_Entries with figure data:_
================

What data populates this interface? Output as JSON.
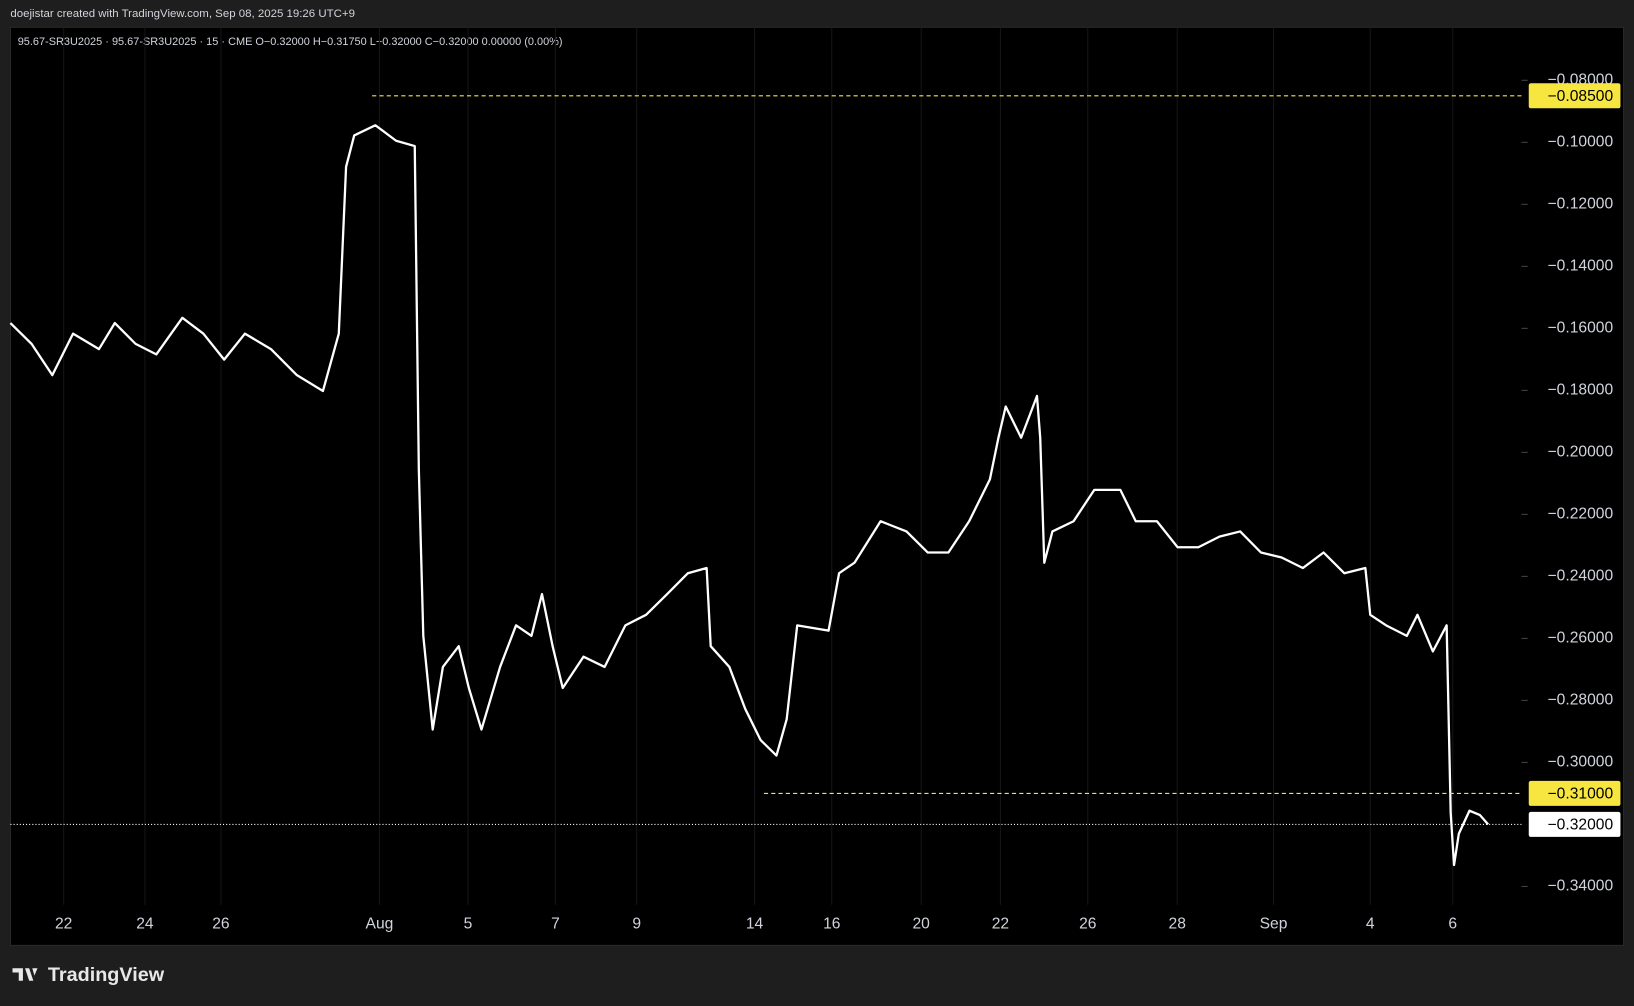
{
  "chart_data": {
    "type": "line",
    "caption": "doejistar created with TradingView.com, Sep 08, 2025 19:26 UTC+9",
    "title": "95.67-SR3U2025 · 95.67-SR3U2025 · 15 · CME  O−0.32000  H−0.31750  L−0.32000  C−0.32000  0.00000 (0.00%)",
    "brand": "TradingView",
    "xlim": [
      -1.31,
      35.87
    ],
    "ylim": [
      -0.3459,
      -0.0629
    ],
    "grid": true,
    "xticks": [
      {
        "value": 0,
        "label": "22"
      },
      {
        "value": 2,
        "label": "24"
      },
      {
        "value": 3.87,
        "label": "26"
      },
      {
        "value": 7.77,
        "label": "Aug"
      },
      {
        "value": 9.95,
        "label": "5"
      },
      {
        "value": 12.1,
        "label": "7"
      },
      {
        "value": 14.1,
        "label": "9"
      },
      {
        "value": 17.0,
        "label": "14"
      },
      {
        "value": 18.9,
        "label": "16"
      },
      {
        "value": 21.1,
        "label": "20"
      },
      {
        "value": 23.05,
        "label": "22"
      },
      {
        "value": 25.2,
        "label": "26"
      },
      {
        "value": 27.4,
        "label": "28"
      },
      {
        "value": 29.77,
        "label": "Sep"
      },
      {
        "value": 32.15,
        "label": "4"
      },
      {
        "value": 34.18,
        "label": "6"
      }
    ],
    "yticks": [
      {
        "value": -0.08,
        "label": "−0.08000"
      },
      {
        "value": -0.1,
        "label": "−0.10000"
      },
      {
        "value": -0.12,
        "label": "−0.12000"
      },
      {
        "value": -0.14,
        "label": "−0.14000"
      },
      {
        "value": -0.16,
        "label": "−0.16000"
      },
      {
        "value": -0.18,
        "label": "−0.18000"
      },
      {
        "value": -0.2,
        "label": "−0.20000"
      },
      {
        "value": -0.22,
        "label": "−0.22000"
      },
      {
        "value": -0.24,
        "label": "−0.24000"
      },
      {
        "value": -0.26,
        "label": "−0.26000"
      },
      {
        "value": -0.28,
        "label": "−0.28000"
      },
      {
        "value": -0.3,
        "label": "−0.30000"
      },
      {
        "value": -0.34,
        "label": "−0.34000"
      }
    ],
    "series": [
      {
        "name": "95.67-SR3U2025",
        "color": "#ffffff",
        "x": [
          -1.31,
          -0.79,
          -0.28,
          0.23,
          0.87,
          1.26,
          1.77,
          2.28,
          2.92,
          3.44,
          3.95,
          4.46,
          5.1,
          5.74,
          6.38,
          6.77,
          6.95,
          7.15,
          7.67,
          8.18,
          8.64,
          8.74,
          8.85,
          9.08,
          9.33,
          9.72,
          9.97,
          10.28,
          10.74,
          11.13,
          11.51,
          11.77,
          12.03,
          12.28,
          12.79,
          13.31,
          13.82,
          14.33,
          14.85,
          15.36,
          15.82,
          15.92,
          16.38,
          16.77,
          17.15,
          17.54,
          17.79,
          18.05,
          18.82,
          19.08,
          19.46,
          20.1,
          20.74,
          21.26,
          21.77,
          22.28,
          22.79,
          23.0,
          23.18,
          23.56,
          23.95,
          24.03,
          24.13,
          24.33,
          24.85,
          25.36,
          26.0,
          26.38,
          26.9,
          27.41,
          27.92,
          28.44,
          28.95,
          29.46,
          29.97,
          30.49,
          31.0,
          31.51,
          32.03,
          32.15,
          32.54,
          33.05,
          33.31,
          33.69,
          34.03,
          34.13,
          34.21,
          34.33,
          34.59,
          34.85,
          35.05
        ],
        "values": [
          -0.1583,
          -0.165,
          -0.1751,
          -0.1617,
          -0.1667,
          -0.1583,
          -0.165,
          -0.1684,
          -0.1566,
          -0.1617,
          -0.1701,
          -0.1617,
          -0.1667,
          -0.1751,
          -0.1802,
          -0.1617,
          -0.1079,
          -0.0978,
          -0.0945,
          -0.0995,
          -0.1012,
          -0.2054,
          -0.2592,
          -0.2894,
          -0.2692,
          -0.2625,
          -0.276,
          -0.2894,
          -0.2692,
          -0.2558,
          -0.2592,
          -0.2457,
          -0.2625,
          -0.276,
          -0.2659,
          -0.2692,
          -0.2558,
          -0.2524,
          -0.2457,
          -0.239,
          -0.2373,
          -0.2625,
          -0.2692,
          -0.2827,
          -0.2928,
          -0.2978,
          -0.2861,
          -0.2558,
          -0.2575,
          -0.239,
          -0.2356,
          -0.2222,
          -0.2255,
          -0.2323,
          -0.2323,
          -0.2222,
          -0.2087,
          -0.1953,
          -0.1852,
          -0.1953,
          -0.1818,
          -0.1953,
          -0.2356,
          -0.2255,
          -0.2222,
          -0.2121,
          -0.2121,
          -0.2222,
          -0.2222,
          -0.2306,
          -0.2306,
          -0.2272,
          -0.2255,
          -0.2323,
          -0.2339,
          -0.2373,
          -0.2323,
          -0.239,
          -0.2373,
          -0.2524,
          -0.2558,
          -0.2592,
          -0.2524,
          -0.2642,
          -0.2558,
          -0.3163,
          -0.3331,
          -0.323,
          -0.3156,
          -0.317,
          -0.32
        ]
      }
    ],
    "price_lines": [
      {
        "value": -0.085,
        "label": "−0.08500",
        "x": 7.59,
        "color": "#f7e640",
        "style": "dashed"
      },
      {
        "value": -0.31,
        "label": "−0.31000",
        "x": 17.23,
        "color": "#f7e640",
        "style": "dashed"
      },
      {
        "value": -0.32,
        "label": "−0.32000",
        "x": -1.31,
        "color": "#ffffff",
        "style": "dotted"
      }
    ]
  }
}
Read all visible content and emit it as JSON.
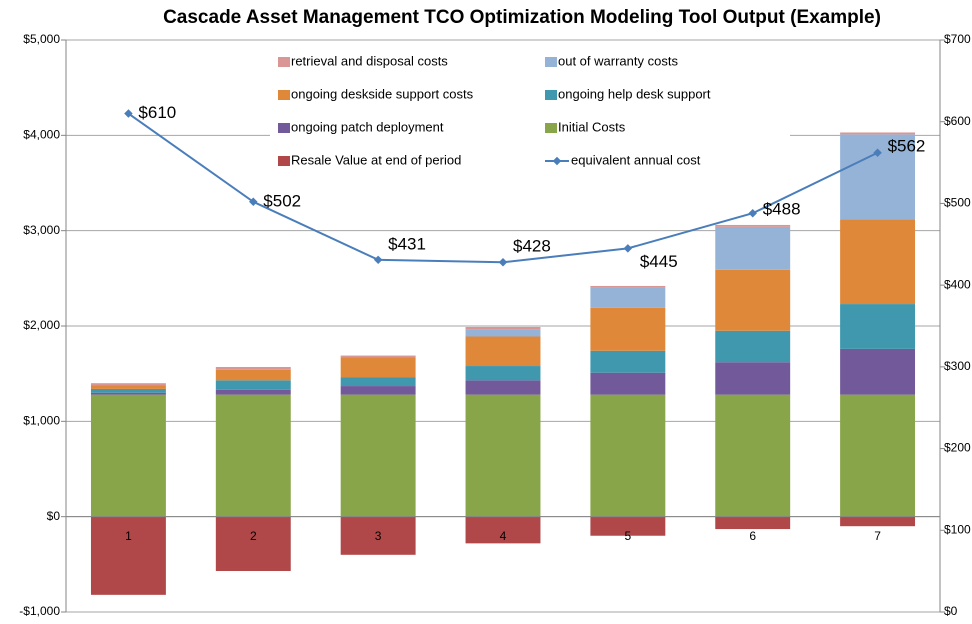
{
  "chart_data": {
    "type": "bar",
    "title": "Cascade Asset Management TCO Optimization Modeling Tool Output (Example)",
    "categories": [
      "1",
      "2",
      "3",
      "4",
      "5",
      "6",
      "7"
    ],
    "series": [
      {
        "name": "retrieval and disposal costs",
        "color": "#D99694",
        "values": [
          20,
          30,
          20,
          30,
          20,
          20,
          20
        ]
      },
      {
        "name": "out of warranty costs",
        "color": "#95B3D7",
        "values": [
          0,
          0,
          0,
          70,
          210,
          450,
          890
        ]
      },
      {
        "name": "ongoing deskside support costs",
        "color": "#E0883A",
        "values": [
          40,
          110,
          210,
          310,
          450,
          640,
          890
        ]
      },
      {
        "name": "ongoing help desk support",
        "color": "#3F98AE",
        "values": [
          40,
          100,
          90,
          150,
          230,
          330,
          470
        ]
      },
      {
        "name": "ongoing patch deployment",
        "color": "#72599A",
        "values": [
          20,
          50,
          90,
          150,
          230,
          340,
          480
        ]
      },
      {
        "name": "Initial Costs",
        "color": "#88A54A",
        "values": [
          1280,
          1280,
          1280,
          1280,
          1280,
          1280,
          1280
        ]
      },
      {
        "name": "Resale Value at end of period",
        "color": "#B0484A",
        "values": [
          -820,
          -570,
          -400,
          -280,
          -200,
          -130,
          -100
        ]
      },
      {
        "name": "equivalent annual cost",
        "color": "#4A7EBB",
        "type": "line",
        "axis": "y2",
        "values": [
          610,
          502,
          431,
          428,
          445,
          488,
          562
        ],
        "value_labels": [
          "$610",
          "$502",
          "$431",
          "$428",
          "$445",
          "$488",
          "$562"
        ]
      }
    ],
    "ylim": [
      -1000,
      5000
    ],
    "yticks": [
      {
        "value": -1000,
        "label": "-$1,000"
      },
      {
        "value": 0,
        "label": "$0"
      },
      {
        "value": 1000,
        "label": "$1,000"
      },
      {
        "value": 2000,
        "label": "$2,000"
      },
      {
        "value": 3000,
        "label": "$3,000"
      },
      {
        "value": 4000,
        "label": "$4,000"
      },
      {
        "value": 5000,
        "label": "$5,000"
      }
    ],
    "y2lim": [
      0,
      700
    ],
    "y2ticks": [
      {
        "value": 0,
        "label": "$0"
      },
      {
        "value": 100,
        "label": "$100"
      },
      {
        "value": 200,
        "label": "$200"
      },
      {
        "value": 300,
        "label": "$300"
      },
      {
        "value": 400,
        "label": "$400"
      },
      {
        "value": 500,
        "label": "$500"
      },
      {
        "value": 600,
        "label": "$600"
      },
      {
        "value": 700,
        "label": "$700"
      }
    ],
    "grid": true
  }
}
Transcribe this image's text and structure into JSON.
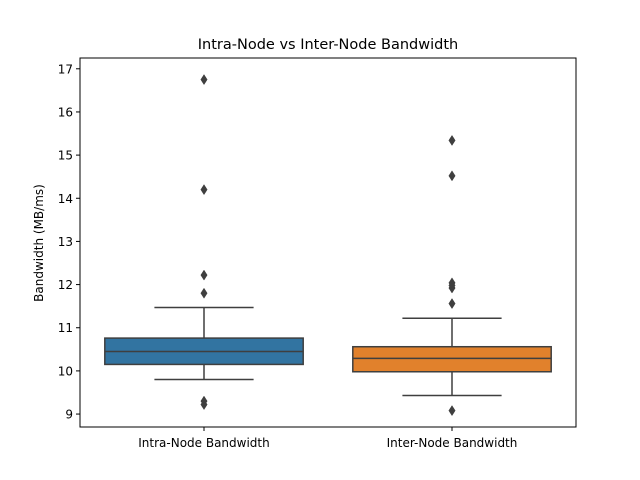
{
  "chart_data": {
    "type": "box",
    "title": "Intra-Node vs Inter-Node Bandwidth",
    "xlabel": "",
    "ylabel": "Bandwidth (MB/ms)",
    "ylim": [
      8.7,
      17.25
    ],
    "yticks": [
      9,
      10,
      11,
      12,
      13,
      14,
      15,
      16,
      17
    ],
    "grid": false,
    "categories": [
      "Intra-Node Bandwidth",
      "Inter-Node Bandwidth"
    ],
    "boxes": [
      {
        "name": "Intra-Node Bandwidth",
        "color": "#3274a1",
        "whisker_low": 9.8,
        "q1": 10.15,
        "median": 10.45,
        "q3": 10.76,
        "whisker_high": 11.47,
        "outliers": [
          9.22,
          9.3,
          11.8,
          12.22,
          14.2,
          16.75
        ]
      },
      {
        "name": "Inter-Node Bandwidth",
        "color": "#e1812c",
        "whisker_low": 9.43,
        "q1": 9.98,
        "median": 10.29,
        "q3": 10.56,
        "whisker_high": 11.22,
        "outliers": [
          9.08,
          11.56,
          11.92,
          11.98,
          12.04,
          14.52,
          15.34
        ]
      }
    ]
  }
}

================

_Goal:_
Show each line holding the word "Intra".

_Solution for this problem:_
    "title": "Intra-Node vs Inter-Node Bandwidth",
      "Intra-Node Bandwidth",
        "name": "Intra-Node Bandwidth",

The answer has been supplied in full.